[START Provided information]

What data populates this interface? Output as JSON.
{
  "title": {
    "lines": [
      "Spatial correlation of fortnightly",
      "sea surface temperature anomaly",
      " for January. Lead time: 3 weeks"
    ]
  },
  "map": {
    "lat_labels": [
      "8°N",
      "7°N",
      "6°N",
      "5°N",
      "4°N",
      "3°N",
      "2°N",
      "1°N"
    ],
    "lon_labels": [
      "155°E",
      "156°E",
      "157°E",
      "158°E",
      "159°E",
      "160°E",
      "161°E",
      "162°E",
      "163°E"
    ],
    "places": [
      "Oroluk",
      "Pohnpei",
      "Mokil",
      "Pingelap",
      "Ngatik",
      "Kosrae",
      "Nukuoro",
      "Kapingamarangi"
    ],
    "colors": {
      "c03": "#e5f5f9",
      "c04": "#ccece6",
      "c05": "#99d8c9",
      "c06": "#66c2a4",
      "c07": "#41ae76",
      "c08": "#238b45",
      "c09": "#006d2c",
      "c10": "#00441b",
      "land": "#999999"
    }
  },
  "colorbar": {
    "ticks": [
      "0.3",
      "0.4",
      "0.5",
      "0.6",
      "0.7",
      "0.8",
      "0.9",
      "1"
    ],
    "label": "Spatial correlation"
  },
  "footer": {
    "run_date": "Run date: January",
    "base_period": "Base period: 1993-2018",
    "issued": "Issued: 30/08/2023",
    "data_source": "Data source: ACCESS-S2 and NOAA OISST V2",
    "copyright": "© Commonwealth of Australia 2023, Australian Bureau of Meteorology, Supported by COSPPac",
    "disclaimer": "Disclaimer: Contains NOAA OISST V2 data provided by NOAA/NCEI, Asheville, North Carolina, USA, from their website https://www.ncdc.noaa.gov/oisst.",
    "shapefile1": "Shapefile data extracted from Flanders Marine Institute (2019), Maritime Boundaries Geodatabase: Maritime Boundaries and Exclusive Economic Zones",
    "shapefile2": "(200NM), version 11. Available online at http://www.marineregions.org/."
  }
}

[END Provided information]

> The problem: Transcribe the data. Leave every line exactly as it is.

> Solution for this exercise:
What data populates this interface? Output as JSON.
{
  "title": {
    "lines": [
      "Spatial correlation of fortnightly",
      "sea surface temperature anomaly",
      " for January. Lead time: 3 weeks"
    ]
  },
  "map": {
    "lat_labels": [
      "8°N",
      "7°N",
      "6°N",
      "5°N",
      "4°N",
      "3°N",
      "2°N",
      "1°N"
    ],
    "lon_labels": [
      "155°E",
      "156°E",
      "157°E",
      "158°E",
      "159°E",
      "160°E",
      "161°E",
      "162°E",
      "163°E"
    ],
    "places": [
      "Oroluk",
      "Pohnpei",
      "Mokil",
      "Pingelap",
      "Ngatik",
      "Kosrae",
      "Nukuoro",
      "Kapingamarangi"
    ],
    "colors": {
      "c03": "#e5f5f9",
      "c04": "#ccece6",
      "c05": "#99d8c9",
      "c06": "#66c2a4",
      "c07": "#41ae76",
      "c08": "#238b45",
      "c09": "#006d2c",
      "c10": "#00441b",
      "land": "#999999"
    }
  },
  "colorbar": {
    "ticks": [
      "0.3",
      "0.4",
      "0.5",
      "0.6",
      "0.7",
      "0.8",
      "0.9",
      "1"
    ],
    "label": "Spatial correlation"
  },
  "footer": {
    "run_date": "Run date: January",
    "base_period": "Base period: 1993-2018",
    "issued": "Issued: 30/08/2023",
    "data_source": "Data source: ACCESS-S2 and NOAA OISST V2",
    "copyright": "© Commonwealth of Australia 2023, Australian Bureau of Meteorology, Supported by COSPPac",
    "disclaimer": "Disclaimer: Contains NOAA OISST V2 data provided by NOAA/NCEI, Asheville, North Carolina, USA, from their website https://www.ncdc.noaa.gov/oisst.",
    "shapefile1": "Shapefile data extracted from Flanders Marine Institute (2019), Maritime Boundaries Geodatabase: Maritime Boundaries and Exclusive Economic Zones",
    "shapefile2": "(200NM), version 11. Available online at http://www.marineregions.org/."
  }
}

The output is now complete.